● What this task involves
Gather, from the data below, each line in which the word "document" occurs.

══════════════════════════════

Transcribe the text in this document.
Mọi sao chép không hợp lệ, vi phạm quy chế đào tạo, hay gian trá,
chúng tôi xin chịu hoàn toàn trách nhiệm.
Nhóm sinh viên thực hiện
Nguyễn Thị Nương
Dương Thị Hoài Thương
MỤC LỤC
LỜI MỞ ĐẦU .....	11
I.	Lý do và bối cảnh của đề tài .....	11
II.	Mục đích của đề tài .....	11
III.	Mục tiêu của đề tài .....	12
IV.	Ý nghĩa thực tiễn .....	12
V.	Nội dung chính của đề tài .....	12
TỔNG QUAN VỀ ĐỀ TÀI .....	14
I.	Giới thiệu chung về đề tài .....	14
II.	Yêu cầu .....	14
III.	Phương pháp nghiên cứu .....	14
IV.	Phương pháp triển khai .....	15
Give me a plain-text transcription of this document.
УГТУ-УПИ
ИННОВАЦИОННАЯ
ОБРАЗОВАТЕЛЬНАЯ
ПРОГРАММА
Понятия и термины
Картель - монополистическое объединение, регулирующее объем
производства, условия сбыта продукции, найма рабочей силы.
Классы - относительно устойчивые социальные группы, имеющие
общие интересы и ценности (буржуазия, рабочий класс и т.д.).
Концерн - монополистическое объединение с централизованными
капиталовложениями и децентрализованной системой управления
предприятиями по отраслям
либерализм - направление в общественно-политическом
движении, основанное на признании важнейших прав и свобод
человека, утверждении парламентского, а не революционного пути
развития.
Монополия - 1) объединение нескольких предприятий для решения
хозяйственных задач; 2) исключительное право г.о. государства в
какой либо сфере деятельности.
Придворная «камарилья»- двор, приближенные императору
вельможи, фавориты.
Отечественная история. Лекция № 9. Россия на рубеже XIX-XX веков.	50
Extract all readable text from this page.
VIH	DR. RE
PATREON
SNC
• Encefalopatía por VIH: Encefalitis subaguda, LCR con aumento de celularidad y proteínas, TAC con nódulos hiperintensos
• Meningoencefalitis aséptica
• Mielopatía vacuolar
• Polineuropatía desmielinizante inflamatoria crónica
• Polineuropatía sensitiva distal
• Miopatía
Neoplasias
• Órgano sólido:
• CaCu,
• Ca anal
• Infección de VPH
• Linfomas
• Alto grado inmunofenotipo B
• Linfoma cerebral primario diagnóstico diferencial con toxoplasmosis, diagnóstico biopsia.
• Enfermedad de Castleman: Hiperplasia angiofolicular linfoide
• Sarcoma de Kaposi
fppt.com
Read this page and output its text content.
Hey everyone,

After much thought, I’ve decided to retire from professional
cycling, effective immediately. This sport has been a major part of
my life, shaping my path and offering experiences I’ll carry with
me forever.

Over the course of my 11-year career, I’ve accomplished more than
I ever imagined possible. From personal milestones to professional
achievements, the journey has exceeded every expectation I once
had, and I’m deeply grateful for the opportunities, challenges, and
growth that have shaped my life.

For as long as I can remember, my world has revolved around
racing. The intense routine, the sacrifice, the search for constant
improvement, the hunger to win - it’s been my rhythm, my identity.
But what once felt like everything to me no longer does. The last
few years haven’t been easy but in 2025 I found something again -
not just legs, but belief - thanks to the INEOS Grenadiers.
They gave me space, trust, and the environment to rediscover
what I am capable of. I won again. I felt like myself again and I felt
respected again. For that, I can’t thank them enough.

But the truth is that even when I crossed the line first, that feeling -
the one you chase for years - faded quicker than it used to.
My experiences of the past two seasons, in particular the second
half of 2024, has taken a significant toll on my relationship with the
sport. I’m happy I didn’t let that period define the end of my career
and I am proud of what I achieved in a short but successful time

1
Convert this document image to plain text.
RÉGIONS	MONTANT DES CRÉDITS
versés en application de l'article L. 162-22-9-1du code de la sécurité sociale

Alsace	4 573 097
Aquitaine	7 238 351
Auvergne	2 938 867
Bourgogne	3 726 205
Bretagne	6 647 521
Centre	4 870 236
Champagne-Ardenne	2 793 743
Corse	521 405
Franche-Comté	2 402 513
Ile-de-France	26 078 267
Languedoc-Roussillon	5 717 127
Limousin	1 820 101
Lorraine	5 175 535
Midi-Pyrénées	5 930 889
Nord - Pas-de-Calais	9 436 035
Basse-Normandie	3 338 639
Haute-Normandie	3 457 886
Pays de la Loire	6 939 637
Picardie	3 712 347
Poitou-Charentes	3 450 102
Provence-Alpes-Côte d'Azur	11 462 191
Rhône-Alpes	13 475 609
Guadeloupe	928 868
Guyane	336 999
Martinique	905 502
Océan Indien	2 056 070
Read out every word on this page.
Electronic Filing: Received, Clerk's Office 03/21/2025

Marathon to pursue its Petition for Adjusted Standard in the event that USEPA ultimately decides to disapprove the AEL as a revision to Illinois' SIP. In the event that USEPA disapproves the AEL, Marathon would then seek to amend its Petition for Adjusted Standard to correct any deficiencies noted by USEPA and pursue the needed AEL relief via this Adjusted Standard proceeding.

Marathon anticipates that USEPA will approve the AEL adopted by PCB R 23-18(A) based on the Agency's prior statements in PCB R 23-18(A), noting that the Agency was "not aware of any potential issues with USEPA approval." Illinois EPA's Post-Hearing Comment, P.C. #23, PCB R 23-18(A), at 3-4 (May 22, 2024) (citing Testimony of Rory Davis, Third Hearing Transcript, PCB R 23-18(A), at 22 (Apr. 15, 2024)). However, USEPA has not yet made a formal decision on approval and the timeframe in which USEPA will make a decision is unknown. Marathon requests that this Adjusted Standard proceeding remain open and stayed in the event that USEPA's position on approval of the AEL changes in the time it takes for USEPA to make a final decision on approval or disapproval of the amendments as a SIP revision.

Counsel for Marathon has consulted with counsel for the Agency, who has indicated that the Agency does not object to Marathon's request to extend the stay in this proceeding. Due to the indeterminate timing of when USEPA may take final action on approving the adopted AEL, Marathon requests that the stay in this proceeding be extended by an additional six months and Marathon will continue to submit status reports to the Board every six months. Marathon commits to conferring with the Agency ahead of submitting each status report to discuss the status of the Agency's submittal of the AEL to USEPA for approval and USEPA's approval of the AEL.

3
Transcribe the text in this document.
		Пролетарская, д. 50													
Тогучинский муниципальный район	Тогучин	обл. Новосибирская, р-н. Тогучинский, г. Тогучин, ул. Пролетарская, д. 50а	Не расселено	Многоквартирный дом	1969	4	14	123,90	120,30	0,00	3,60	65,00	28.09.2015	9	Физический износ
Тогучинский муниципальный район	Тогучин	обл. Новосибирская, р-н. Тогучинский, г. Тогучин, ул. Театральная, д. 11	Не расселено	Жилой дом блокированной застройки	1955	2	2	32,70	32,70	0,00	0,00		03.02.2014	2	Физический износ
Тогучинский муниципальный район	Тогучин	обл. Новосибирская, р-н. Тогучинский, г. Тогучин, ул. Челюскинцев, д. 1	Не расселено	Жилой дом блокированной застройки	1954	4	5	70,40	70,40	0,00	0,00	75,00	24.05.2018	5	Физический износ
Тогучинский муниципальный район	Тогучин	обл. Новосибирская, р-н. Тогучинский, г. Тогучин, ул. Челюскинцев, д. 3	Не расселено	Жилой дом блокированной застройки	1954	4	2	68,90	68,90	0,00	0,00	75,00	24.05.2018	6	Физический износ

══════════════════════════════

● Worked solution
Transcribe the text in this document.
Give me a plain-text transcription of this document.
Convert this document image to plain text.
Transcribe the text in this document.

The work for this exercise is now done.